━━ THE INPUT ━━

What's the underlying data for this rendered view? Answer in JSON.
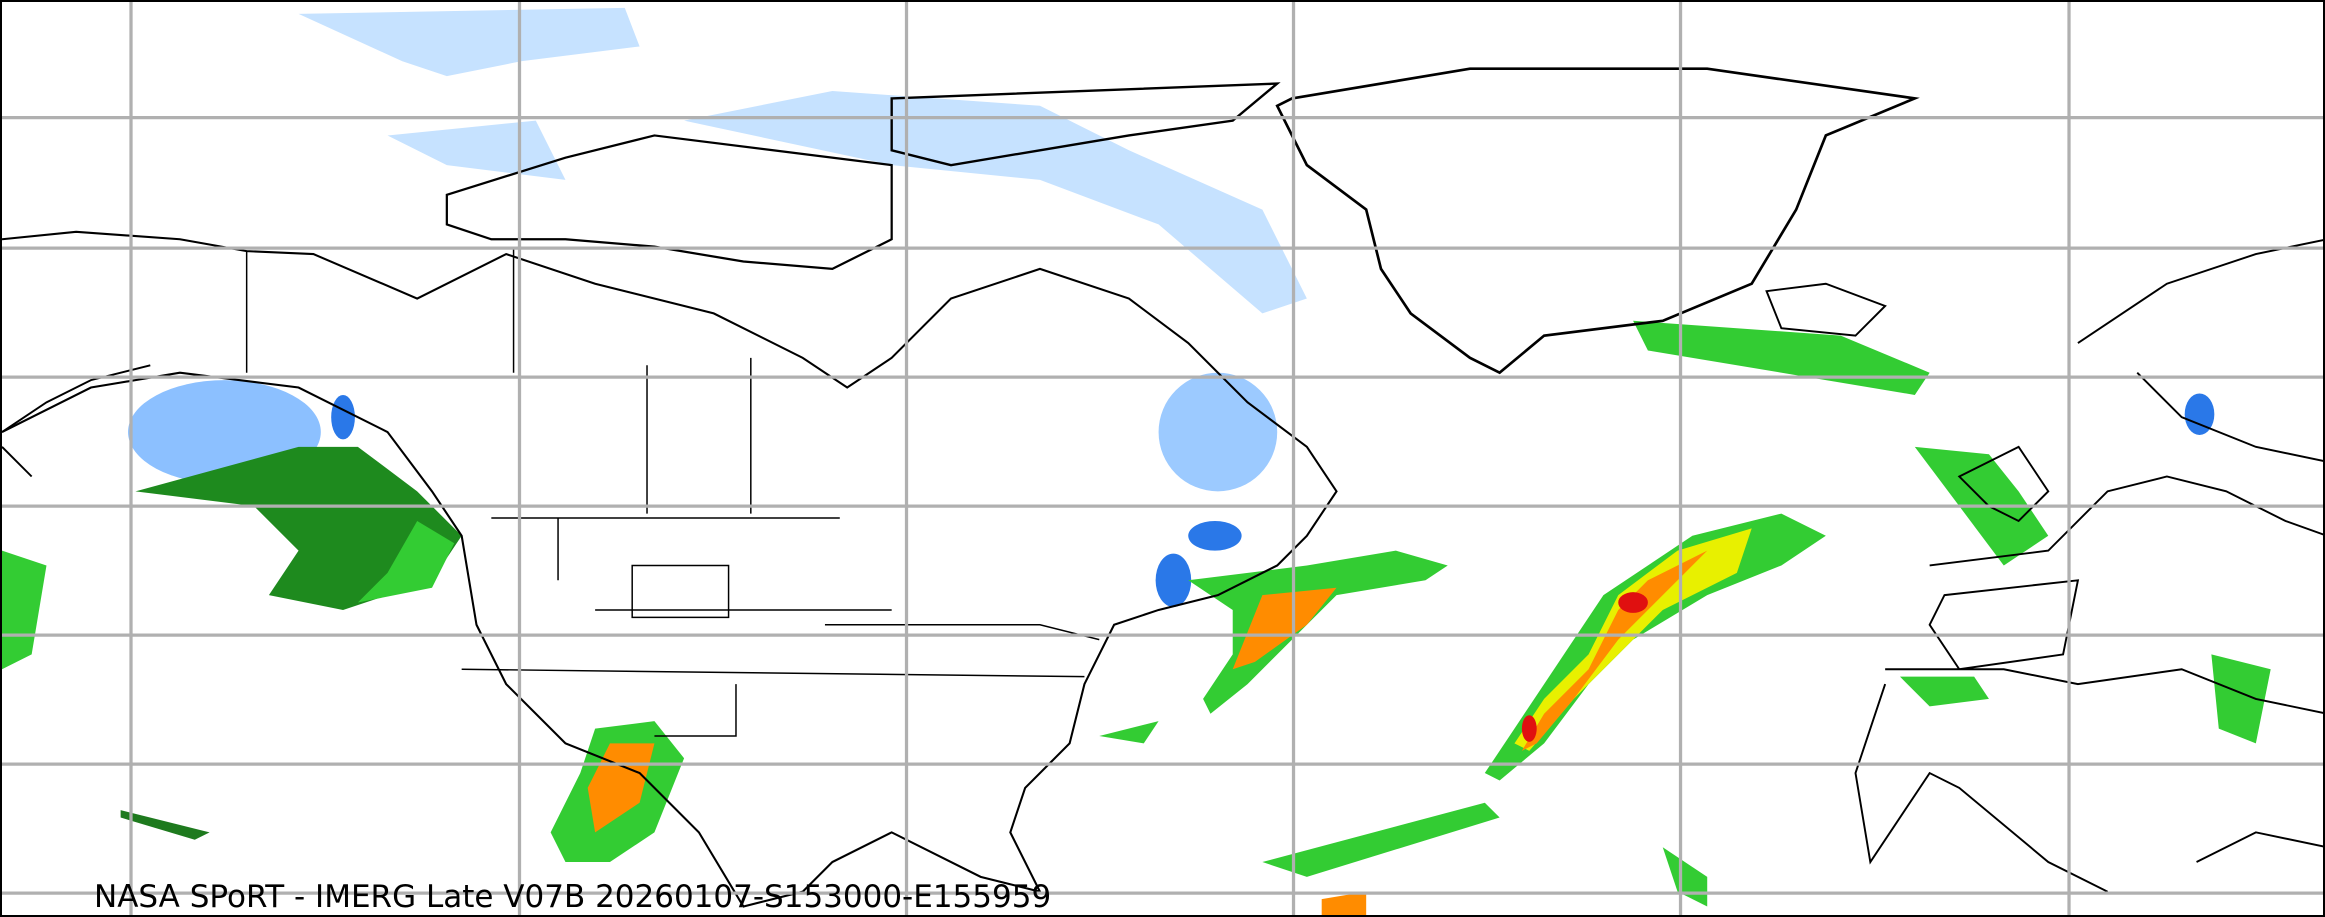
{
  "map": {
    "caption": "NASA SPoRT - IMERG Late V07B 20260107-S153000-E155959",
    "projection": "equirectangular",
    "gridlines": true,
    "colors": {
      "light_snow": "#c6e2ff",
      "snow": "#6fb0ff",
      "heavy_snow": "#1f6fe0",
      "light_rain": "#1e7a1e",
      "rain": "#33cc33",
      "moderate_rain": "#e8f000",
      "heavy_rain": "#ff8c00",
      "very_heavy_rain": "#e01010",
      "grid": "#b0b0b0",
      "borders": "#000000"
    }
  }
}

━━━

◆ PROBLEM TO WORK ON
Copy each line exactly, and leave the pictures out of your copy.

◆ COMPLETED TASK
What's the underlying data for this rendered view? Answer in JSON.
{
  "map": {
    "caption": "NASA SPoRT - IMERG Late V07B 20260107-S153000-E155959",
    "projection": "equirectangular",
    "gridlines": true,
    "colors": {
      "light_snow": "#c6e2ff",
      "snow": "#6fb0ff",
      "heavy_snow": "#1f6fe0",
      "light_rain": "#1e7a1e",
      "rain": "#33cc33",
      "moderate_rain": "#e8f000",
      "heavy_rain": "#ff8c00",
      "very_heavy_rain": "#e01010",
      "grid": "#b0b0b0",
      "borders": "#000000"
    }
  }
}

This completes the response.